- _What this task involves_
Please transcribe the listing below in full and word for word, without its pictures.

▽

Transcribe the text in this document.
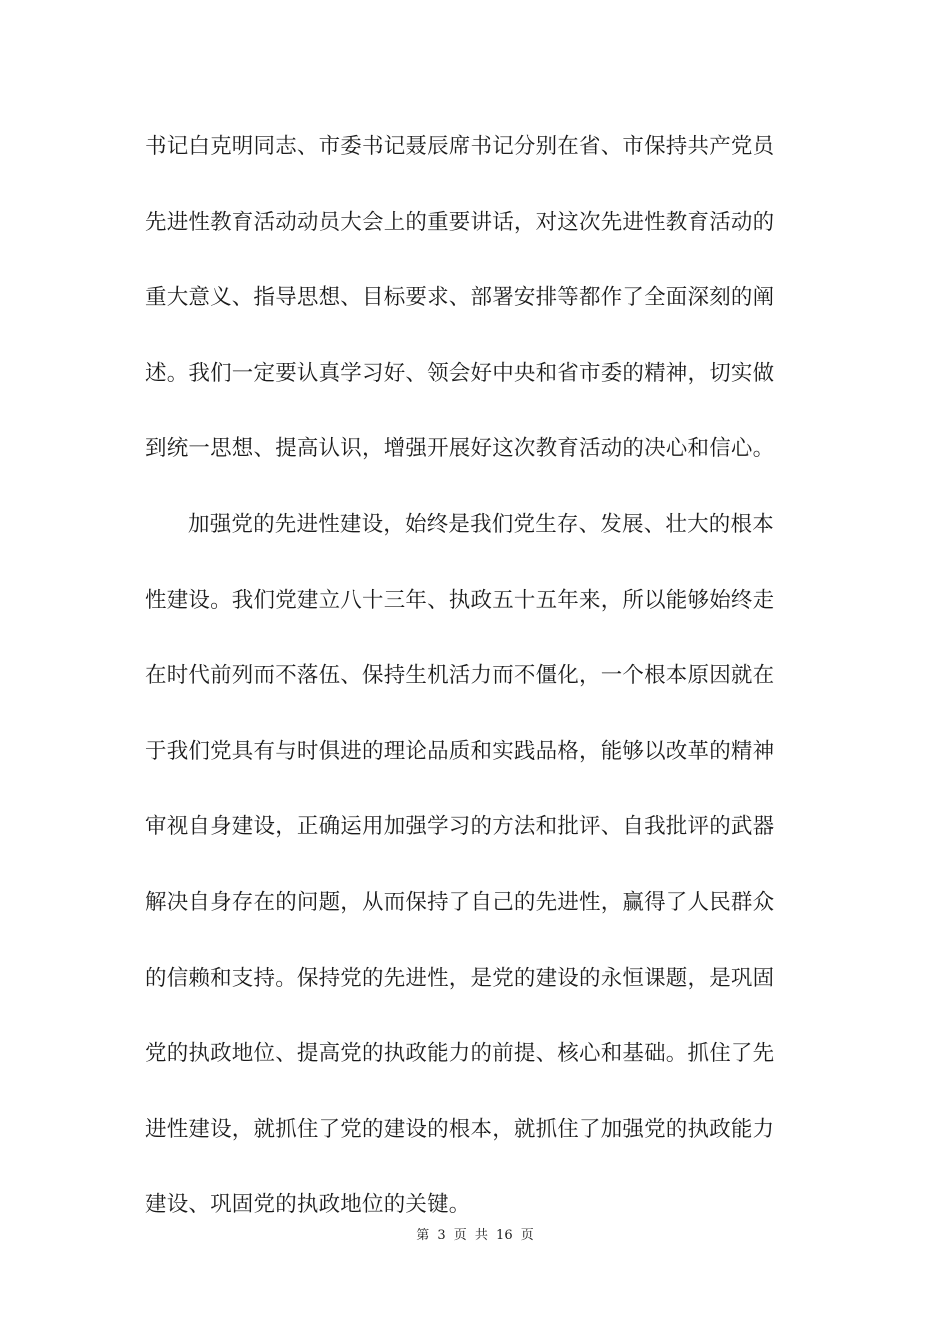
书记白克明同志、市委书记聂辰席书记分别在省、市保持共产党员
先进性教育活动动员大会上的重要讲话，对这次先进性教育活动的
重大意义、指导思想、目标要求、部署安排等都作了全面深刻的阐
述。我们一定要认真学习好、领会好中央和省市委的精神，切实做
到统一思想、提高认识，增强开展好这次教育活动的决心和信心。
加强党的先进性建设，始终是我们党生存、发展、壮大的根本
性建设。我们党建立八十三年、执政五十五年来，所以能够始终走
在时代前列而不落伍、保持生机活力而不僵化，一个根本原因就在
于我们党具有与时俱进的理论品质和实践品格，能够以改革的精神
审视自身建设，正确运用加强学习的方法和批评、自我批评的武器
解决自身存在的问题，从而保持了自己的先进性，赢得了人民群众
的信赖和支持。保持党的先进性，是党的建设的永恒课题，是巩固
党的执政地位、提高党的执政能力的前提、核心和基础。抓住了先
进性建设，就抓住了党的建设的根本，就抓住了加强党的执政能力
建设、巩固党的执政地位的关键。
第 3 页 共 16 页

△

- _The output_
Transcribe the text in this document.
书记白克明同志、市委书记聂辰席书记分别在省、市保持共产党员
先进性教育活动动员大会上的重要讲话，对这次先进性教育活动的
重大意义、指导思想、目标要求、部署安排等都作了全面深刻的阐
述。我们一定要认真学习好、领会好中央和省市委的精神，切实做
到统一思想、提高认识，增强开展好这次教育活动的决心和信心。
加强党的先进性建设，始终是我们党生存、发展、壮大的根本
性建设。我们党建立八十三年、执政五十五年来，所以能够始终走
在时代前列而不落伍、保持生机活力而不僵化，一个根本原因就在
于我们党具有与时俱进的理论品质和实践品格，能够以改革的精神
审视自身建设，正确运用加强学习的方法和批评、自我批评的武器
解决自身存在的问题，从而保持了自己的先进性，赢得了人民群众
的信赖和支持。保持党的先进性，是党的建设的永恒课题，是巩固
党的执政地位、提高党的执政能力的前提、核心和基础。抓住了先
进性建设，就抓住了党的建设的根本，就抓住了加强党的执政能力
建设、巩固党的执政地位的关键。
第 3 页 共 16 页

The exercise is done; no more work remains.